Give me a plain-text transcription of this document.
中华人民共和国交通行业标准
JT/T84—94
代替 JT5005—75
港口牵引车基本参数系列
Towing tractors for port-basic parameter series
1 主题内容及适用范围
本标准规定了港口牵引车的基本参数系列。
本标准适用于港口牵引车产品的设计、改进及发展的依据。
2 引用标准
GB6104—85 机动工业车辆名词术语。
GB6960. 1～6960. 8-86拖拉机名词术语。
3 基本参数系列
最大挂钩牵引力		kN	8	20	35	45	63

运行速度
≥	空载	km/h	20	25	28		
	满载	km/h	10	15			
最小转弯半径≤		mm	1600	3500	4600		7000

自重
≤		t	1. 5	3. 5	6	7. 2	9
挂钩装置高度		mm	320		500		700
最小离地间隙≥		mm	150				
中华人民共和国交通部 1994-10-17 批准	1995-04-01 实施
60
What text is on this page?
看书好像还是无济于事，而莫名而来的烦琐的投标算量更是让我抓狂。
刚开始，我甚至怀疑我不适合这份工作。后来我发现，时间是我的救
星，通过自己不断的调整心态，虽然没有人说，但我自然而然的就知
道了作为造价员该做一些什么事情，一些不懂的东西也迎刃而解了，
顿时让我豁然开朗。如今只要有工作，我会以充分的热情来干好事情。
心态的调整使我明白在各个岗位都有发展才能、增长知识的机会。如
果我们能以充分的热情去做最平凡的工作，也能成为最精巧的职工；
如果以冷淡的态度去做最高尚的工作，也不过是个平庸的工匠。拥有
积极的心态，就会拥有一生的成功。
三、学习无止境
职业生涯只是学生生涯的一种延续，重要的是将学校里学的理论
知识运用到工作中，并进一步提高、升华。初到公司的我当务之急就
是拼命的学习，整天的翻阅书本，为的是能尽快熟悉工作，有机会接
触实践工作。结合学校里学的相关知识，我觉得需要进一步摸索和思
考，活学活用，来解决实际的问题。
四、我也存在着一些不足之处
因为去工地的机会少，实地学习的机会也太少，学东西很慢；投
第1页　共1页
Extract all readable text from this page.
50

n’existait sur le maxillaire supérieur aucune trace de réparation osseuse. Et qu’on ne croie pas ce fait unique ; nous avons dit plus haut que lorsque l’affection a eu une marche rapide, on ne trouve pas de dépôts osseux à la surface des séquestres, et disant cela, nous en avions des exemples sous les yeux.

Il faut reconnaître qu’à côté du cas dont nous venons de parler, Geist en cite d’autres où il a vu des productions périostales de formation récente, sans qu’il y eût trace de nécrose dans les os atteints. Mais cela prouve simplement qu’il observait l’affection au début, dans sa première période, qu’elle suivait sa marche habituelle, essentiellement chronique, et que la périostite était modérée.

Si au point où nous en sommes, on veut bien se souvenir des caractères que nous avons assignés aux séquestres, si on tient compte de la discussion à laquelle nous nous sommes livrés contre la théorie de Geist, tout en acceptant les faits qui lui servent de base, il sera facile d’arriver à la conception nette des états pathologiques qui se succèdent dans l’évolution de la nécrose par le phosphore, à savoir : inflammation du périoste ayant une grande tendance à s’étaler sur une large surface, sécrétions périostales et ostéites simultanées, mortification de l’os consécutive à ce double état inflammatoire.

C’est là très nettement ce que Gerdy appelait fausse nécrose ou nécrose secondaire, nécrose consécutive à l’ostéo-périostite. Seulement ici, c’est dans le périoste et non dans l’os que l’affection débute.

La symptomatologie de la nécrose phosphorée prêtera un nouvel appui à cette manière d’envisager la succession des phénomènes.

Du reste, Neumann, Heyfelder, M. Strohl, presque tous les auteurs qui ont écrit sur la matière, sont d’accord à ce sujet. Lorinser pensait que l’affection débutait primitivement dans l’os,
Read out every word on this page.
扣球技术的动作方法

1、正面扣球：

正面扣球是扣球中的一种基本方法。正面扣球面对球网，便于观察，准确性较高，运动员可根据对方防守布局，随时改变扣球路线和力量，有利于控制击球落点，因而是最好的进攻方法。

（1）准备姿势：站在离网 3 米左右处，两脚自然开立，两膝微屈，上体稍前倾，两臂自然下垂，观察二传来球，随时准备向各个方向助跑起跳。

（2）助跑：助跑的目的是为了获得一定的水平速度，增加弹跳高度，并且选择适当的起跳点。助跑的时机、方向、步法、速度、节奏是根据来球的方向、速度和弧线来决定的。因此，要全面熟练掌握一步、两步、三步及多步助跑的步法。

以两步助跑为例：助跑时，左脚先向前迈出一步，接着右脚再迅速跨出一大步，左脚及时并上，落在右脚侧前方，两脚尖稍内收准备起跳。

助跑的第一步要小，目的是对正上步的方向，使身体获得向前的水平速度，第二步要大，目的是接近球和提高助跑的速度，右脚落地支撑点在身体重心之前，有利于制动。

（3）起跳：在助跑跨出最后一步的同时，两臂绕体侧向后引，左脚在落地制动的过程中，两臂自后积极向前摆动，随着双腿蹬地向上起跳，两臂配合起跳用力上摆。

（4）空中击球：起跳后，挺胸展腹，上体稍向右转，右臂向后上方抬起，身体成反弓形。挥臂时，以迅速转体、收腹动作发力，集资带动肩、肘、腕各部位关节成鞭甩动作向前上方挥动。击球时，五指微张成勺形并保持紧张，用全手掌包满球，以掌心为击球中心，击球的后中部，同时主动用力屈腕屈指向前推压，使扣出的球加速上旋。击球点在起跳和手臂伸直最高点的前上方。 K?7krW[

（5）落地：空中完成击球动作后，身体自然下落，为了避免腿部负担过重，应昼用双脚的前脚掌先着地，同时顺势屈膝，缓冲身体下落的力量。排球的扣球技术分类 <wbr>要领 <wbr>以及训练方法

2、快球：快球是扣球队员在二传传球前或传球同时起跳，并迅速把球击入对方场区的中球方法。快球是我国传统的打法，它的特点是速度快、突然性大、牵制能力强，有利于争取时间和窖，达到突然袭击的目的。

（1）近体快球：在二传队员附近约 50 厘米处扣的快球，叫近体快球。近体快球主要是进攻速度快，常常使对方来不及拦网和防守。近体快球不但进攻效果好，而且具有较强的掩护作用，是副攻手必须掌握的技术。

----

Task description. Make an exact copy of the records.

Finished answer.
Give me a plain-text transcription of this document.
中华人民共和国交通行业标准
JT/T84—94
代替 JT5005—75
港口牵引车基本参数系列
Towing tractors for port-basic parameter series
1 主题内容及适用范围
本标准规定了港口牵引车的基本参数系列。
本标准适用于港口牵引车产品的设计、改进及发展的依据。
2 引用标准
GB6104—85 机动工业车辆名词术语。
GB6960. 1～6960. 8-86拖拉机名词术语。
3 基本参数系列
最大挂钩牵引力		kN	8	20	35	45	63

运行速度
≥	空载	km/h	20	25	28		
	满载	km/h	10	15			
最小转弯半径≤		mm	1600	3500	4600		7000

自重
≤		t	1. 5	3. 5	6	7. 2	9
挂钩装置高度		mm	320		500		700
最小离地间隙≥		mm	150				
中华人民共和国交通部 1994-10-17 批准	1995-04-01 实施
60
What text is on this page?
看书好像还是无济于事，而莫名而来的烦琐的投标算量更是让我抓狂。
刚开始，我甚至怀疑我不适合这份工作。后来我发现，时间是我的救
星，通过自己不断的调整心态，虽然没有人说，但我自然而然的就知
道了作为造价员该做一些什么事情，一些不懂的东西也迎刃而解了，
顿时让我豁然开朗。如今只要有工作，我会以充分的热情来干好事情。
心态的调整使我明白在各个岗位都有发展才能、增长知识的机会。如
果我们能以充分的热情去做最平凡的工作，也能成为最精巧的职工；
如果以冷淡的态度去做最高尚的工作，也不过是个平庸的工匠。拥有
积极的心态，就会拥有一生的成功。
三、学习无止境
职业生涯只是学生生涯的一种延续，重要的是将学校里学的理论
知识运用到工作中，并进一步提高、升华。初到公司的我当务之急就
是拼命的学习，整天的翻阅书本，为的是能尽快熟悉工作，有机会接
触实践工作。结合学校里学的相关知识，我觉得需要进一步摸索和思
考，活学活用，来解决实际的问题。
四、我也存在着一些不足之处
因为去工地的机会少，实地学习的机会也太少，学东西很慢；投
第1页　共1页
Extract all readable text from this page.
50

n’existait sur le maxillaire supérieur aucune trace de réparation osseuse. Et qu’on ne croie pas ce fait unique ; nous avons dit plus haut que lorsque l’affection a eu une marche rapide, on ne trouve pas de dépôts osseux à la surface des séquestres, et disant cela, nous en avions des exemples sous les yeux.

Il faut reconnaître qu’à côté du cas dont nous venons de parler, Geist en cite d’autres où il a vu des productions périostales de formation récente, sans qu’il y eût trace de nécrose dans les os atteints. Mais cela prouve simplement qu’il observait l’affection au début, dans sa première période, qu’elle suivait sa marche habituelle, essentiellement chronique, et que la périostite était modérée.

Si au point où nous en sommes, on veut bien se souvenir des caractères que nous avons assignés aux séquestres, si on tient compte de la discussion à laquelle nous nous sommes livrés contre la théorie de Geist, tout en acceptant les faits qui lui servent de base, il sera facile d’arriver à la conception nette des états pathologiques qui se succèdent dans l’évolution de la nécrose par le phosphore, à savoir : inflammation du périoste ayant une grande tendance à s’étaler sur une large surface, sécrétions périostales et ostéites simultanées, mortification de l’os consécutive à ce double état inflammatoire.

C’est là très nettement ce que Gerdy appelait fausse nécrose ou nécrose secondaire, nécrose consécutive à l’ostéo-périostite. Seulement ici, c’est dans le périoste et non dans l’os que l’affection débute.

La symptomatologie de la nécrose phosphorée prêtera un nouvel appui à cette manière d’envisager la succession des phénomènes.

Du reste, Neumann, Heyfelder, M. Strohl, presque tous les auteurs qui ont écrit sur la matière, sont d’accord à ce sujet. Lorinser pensait que l’affection débutait primitivement dans l’os,
Read out every word on this page.
扣球技术的动作方法

1、正面扣球：

正面扣球是扣球中的一种基本方法。正面扣球面对球网，便于观察，准确性较高，运动员可根据对方防守布局，随时改变扣球路线和力量，有利于控制击球落点，因而是最好的进攻方法。

（1）准备姿势：站在离网 3 米左右处，两脚自然开立，两膝微屈，上体稍前倾，两臂自然下垂，观察二传来球，随时准备向各个方向助跑起跳。

（2）助跑：助跑的目的是为了获得一定的水平速度，增加弹跳高度，并且选择适当的起跳点。助跑的时机、方向、步法、速度、节奏是根据来球的方向、速度和弧线来决定的。因此，要全面熟练掌握一步、两步、三步及多步助跑的步法。

以两步助跑为例：助跑时，左脚先向前迈出一步，接着右脚再迅速跨出一大步，左脚及时并上，落在右脚侧前方，两脚尖稍内收准备起跳。

助跑的第一步要小，目的是对正上步的方向，使身体获得向前的水平速度，第二步要大，目的是接近球和提高助跑的速度，右脚落地支撑点在身体重心之前，有利于制动。

（3）起跳：在助跑跨出最后一步的同时，两臂绕体侧向后引，左脚在落地制动的过程中，两臂自后积极向前摆动，随着双腿蹬地向上起跳，两臂配合起跳用力上摆。

（4）空中击球：起跳后，挺胸展腹，上体稍向右转，右臂向后上方抬起，身体成反弓形。挥臂时，以迅速转体、收腹动作发力，集资带动肩、肘、腕各部位关节成鞭甩动作向前上方挥动。击球时，五指微张成勺形并保持紧张，用全手掌包满球，以掌心为击球中心，击球的后中部，同时主动用力屈腕屈指向前推压，使扣出的球加速上旋。击球点在起跳和手臂伸直最高点的前上方。 K?7krW[

（5）落地：空中完成击球动作后，身体自然下落，为了避免腿部负担过重，应昼用双脚的前脚掌先着地，同时顺势屈膝，缓冲身体下落的力量。排球的扣球技术分类 <wbr>要领 <wbr>以及训练方法

2、快球：快球是扣球队员在二传传球前或传球同时起跳，并迅速把球击入对方场区的中球方法。快球是我国传统的打法，它的特点是速度快、突然性大、牵制能力强，有利于争取时间和窖，达到突然袭击的目的。

（1）近体快球：在二传队员附近约 50 厘米处扣的快球，叫近体快球。近体快球主要是进攻速度快，常常使对方来不及拦网和防守。近体快球不但进攻效果好，而且具有较强的掩护作用，是副攻手必须掌握的技术。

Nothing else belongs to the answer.